WORK TO COMPLETE:
List every line in this data where the string "attrList" occurs.

SOURCE MATERIAL:
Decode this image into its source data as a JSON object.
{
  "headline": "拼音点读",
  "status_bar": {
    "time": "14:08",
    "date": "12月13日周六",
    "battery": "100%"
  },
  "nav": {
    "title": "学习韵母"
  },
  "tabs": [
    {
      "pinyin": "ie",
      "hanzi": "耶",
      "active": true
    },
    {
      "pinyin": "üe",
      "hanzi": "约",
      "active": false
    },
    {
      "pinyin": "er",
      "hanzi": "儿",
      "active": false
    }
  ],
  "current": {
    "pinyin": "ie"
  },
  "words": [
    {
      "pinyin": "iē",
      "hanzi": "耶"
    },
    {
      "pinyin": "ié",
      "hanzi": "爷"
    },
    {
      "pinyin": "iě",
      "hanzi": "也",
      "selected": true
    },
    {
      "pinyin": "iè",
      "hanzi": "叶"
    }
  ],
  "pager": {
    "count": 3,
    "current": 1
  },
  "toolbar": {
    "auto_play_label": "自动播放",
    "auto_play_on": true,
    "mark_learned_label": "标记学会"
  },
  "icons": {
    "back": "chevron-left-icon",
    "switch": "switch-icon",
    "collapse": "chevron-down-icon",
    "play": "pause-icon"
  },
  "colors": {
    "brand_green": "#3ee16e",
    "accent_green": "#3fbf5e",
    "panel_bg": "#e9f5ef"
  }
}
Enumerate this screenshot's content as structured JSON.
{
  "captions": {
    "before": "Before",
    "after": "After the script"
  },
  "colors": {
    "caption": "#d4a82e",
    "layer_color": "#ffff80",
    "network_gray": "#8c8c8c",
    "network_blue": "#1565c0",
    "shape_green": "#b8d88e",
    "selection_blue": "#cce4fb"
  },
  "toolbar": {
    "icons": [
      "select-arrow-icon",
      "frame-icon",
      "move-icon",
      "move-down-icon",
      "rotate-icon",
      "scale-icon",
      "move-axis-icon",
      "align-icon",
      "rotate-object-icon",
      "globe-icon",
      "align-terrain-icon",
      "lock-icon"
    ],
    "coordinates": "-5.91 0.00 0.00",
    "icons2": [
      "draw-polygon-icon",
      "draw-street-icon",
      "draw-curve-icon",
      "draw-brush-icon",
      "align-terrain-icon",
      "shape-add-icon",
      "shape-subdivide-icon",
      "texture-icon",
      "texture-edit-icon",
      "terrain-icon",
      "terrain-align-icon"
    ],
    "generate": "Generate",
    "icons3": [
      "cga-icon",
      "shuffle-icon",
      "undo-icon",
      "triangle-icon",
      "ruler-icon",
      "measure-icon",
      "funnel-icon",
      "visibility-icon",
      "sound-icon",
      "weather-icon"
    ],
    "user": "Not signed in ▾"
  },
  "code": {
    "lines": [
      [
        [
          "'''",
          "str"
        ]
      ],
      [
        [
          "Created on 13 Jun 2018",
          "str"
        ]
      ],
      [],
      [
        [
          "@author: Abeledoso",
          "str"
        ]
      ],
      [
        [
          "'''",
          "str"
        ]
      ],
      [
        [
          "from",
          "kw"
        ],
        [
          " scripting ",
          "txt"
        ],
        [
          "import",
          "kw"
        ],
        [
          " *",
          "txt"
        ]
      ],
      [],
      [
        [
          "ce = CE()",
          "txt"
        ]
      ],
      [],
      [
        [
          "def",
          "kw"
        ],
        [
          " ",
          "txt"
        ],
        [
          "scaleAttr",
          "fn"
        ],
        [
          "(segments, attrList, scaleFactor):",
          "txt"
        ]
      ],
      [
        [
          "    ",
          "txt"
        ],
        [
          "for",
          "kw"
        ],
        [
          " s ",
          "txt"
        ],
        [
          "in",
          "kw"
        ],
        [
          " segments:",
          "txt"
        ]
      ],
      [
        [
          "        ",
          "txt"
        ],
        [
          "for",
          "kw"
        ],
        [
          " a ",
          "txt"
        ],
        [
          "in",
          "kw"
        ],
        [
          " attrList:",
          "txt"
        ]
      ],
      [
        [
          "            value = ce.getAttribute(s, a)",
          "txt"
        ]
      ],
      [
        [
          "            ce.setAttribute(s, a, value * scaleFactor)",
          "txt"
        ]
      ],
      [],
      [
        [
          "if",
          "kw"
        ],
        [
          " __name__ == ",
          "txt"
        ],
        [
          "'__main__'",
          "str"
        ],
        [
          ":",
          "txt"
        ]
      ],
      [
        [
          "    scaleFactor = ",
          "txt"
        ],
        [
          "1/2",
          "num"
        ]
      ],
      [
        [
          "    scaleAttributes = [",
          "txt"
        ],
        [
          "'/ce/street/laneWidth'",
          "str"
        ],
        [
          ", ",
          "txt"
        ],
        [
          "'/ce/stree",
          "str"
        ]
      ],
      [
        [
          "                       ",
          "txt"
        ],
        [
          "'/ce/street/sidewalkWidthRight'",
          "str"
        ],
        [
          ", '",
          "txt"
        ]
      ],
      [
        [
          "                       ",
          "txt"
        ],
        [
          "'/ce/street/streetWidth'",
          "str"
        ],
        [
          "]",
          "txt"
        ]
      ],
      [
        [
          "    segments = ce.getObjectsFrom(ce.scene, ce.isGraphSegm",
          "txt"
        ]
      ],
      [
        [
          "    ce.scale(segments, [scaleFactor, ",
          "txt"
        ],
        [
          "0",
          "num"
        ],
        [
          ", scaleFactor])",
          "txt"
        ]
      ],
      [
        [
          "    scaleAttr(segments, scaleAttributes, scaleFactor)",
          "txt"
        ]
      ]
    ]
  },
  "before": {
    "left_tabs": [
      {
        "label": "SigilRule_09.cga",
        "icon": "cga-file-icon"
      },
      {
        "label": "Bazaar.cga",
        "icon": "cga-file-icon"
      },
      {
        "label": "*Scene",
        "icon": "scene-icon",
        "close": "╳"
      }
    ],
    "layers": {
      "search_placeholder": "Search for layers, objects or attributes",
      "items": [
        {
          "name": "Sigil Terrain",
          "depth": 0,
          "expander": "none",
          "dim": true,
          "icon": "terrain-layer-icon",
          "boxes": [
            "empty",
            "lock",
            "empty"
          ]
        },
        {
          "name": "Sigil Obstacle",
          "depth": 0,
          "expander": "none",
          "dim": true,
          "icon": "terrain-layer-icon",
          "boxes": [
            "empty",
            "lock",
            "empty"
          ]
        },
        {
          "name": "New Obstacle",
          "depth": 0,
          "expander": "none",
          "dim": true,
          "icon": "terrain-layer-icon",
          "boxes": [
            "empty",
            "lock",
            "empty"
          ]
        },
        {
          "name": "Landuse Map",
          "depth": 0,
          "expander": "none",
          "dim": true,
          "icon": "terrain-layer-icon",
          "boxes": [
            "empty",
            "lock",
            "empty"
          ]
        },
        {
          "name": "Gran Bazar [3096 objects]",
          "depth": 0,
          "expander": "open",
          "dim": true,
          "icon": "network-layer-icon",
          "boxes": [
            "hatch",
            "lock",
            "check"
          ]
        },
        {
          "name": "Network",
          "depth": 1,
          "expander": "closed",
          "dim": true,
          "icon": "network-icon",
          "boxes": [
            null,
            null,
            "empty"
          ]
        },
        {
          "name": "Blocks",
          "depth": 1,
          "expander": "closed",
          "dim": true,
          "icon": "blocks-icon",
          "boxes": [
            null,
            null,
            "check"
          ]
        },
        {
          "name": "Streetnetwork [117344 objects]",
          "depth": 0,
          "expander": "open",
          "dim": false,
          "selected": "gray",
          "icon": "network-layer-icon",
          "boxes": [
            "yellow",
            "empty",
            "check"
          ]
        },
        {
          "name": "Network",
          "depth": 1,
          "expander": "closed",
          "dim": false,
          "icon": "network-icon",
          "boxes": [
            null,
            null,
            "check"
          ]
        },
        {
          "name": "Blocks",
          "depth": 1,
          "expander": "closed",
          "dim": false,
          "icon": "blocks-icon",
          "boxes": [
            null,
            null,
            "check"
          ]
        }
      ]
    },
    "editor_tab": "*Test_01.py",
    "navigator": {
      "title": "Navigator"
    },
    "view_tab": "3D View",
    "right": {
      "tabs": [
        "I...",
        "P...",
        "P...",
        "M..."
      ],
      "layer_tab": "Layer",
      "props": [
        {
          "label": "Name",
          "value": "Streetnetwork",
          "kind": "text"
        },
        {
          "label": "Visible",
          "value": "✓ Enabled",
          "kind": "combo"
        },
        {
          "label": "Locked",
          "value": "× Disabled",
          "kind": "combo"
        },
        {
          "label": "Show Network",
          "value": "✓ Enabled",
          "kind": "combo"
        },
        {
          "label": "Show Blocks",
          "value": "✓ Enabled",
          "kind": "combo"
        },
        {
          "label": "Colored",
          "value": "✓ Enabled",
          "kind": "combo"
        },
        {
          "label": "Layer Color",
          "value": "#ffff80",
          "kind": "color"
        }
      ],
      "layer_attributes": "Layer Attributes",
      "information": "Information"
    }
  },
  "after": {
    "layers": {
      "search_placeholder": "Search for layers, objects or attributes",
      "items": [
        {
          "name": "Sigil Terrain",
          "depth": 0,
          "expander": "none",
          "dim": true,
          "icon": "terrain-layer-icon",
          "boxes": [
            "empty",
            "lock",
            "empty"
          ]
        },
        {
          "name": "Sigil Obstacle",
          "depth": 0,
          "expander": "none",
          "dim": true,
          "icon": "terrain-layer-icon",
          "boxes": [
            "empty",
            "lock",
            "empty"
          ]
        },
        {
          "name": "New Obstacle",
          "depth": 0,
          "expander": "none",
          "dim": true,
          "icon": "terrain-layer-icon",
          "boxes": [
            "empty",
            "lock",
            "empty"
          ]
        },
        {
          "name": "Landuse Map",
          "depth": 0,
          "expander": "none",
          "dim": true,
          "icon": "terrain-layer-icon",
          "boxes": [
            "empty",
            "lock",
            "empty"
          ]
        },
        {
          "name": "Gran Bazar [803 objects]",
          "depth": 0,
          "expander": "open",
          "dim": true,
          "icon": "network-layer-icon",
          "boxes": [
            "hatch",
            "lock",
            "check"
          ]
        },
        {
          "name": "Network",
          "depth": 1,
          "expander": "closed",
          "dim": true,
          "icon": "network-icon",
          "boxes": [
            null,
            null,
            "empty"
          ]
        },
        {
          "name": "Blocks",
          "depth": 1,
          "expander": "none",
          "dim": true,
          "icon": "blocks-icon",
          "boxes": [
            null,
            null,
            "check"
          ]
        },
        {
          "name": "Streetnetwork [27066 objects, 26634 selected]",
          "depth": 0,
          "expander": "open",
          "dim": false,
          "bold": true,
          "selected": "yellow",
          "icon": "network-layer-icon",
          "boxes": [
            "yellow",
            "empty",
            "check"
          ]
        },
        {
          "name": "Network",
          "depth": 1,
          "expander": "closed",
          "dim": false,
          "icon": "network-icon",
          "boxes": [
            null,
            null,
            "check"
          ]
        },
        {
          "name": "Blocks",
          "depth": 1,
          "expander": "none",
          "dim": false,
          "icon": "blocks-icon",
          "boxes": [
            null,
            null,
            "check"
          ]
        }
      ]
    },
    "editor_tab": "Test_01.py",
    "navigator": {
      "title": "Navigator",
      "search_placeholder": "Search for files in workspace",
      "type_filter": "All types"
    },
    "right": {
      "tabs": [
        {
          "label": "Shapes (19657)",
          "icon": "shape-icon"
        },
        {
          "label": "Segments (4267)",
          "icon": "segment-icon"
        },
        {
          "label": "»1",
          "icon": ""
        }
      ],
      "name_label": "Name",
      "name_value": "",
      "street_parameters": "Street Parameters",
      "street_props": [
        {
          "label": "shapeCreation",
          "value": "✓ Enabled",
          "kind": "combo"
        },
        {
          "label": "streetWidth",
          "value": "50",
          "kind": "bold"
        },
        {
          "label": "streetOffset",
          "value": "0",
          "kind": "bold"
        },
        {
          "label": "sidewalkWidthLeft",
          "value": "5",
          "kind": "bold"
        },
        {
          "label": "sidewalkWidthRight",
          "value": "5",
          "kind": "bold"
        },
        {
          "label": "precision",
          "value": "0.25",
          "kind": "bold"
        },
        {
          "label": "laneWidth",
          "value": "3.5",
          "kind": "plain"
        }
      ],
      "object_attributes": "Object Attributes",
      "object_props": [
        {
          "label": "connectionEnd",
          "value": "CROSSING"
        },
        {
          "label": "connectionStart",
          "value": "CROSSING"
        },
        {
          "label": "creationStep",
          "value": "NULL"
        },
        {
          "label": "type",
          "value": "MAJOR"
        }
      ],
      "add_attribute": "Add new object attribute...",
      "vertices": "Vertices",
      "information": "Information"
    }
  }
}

TASK ANSWER:
          "(segments, attrList, scaleFactor):",
          " attrList:",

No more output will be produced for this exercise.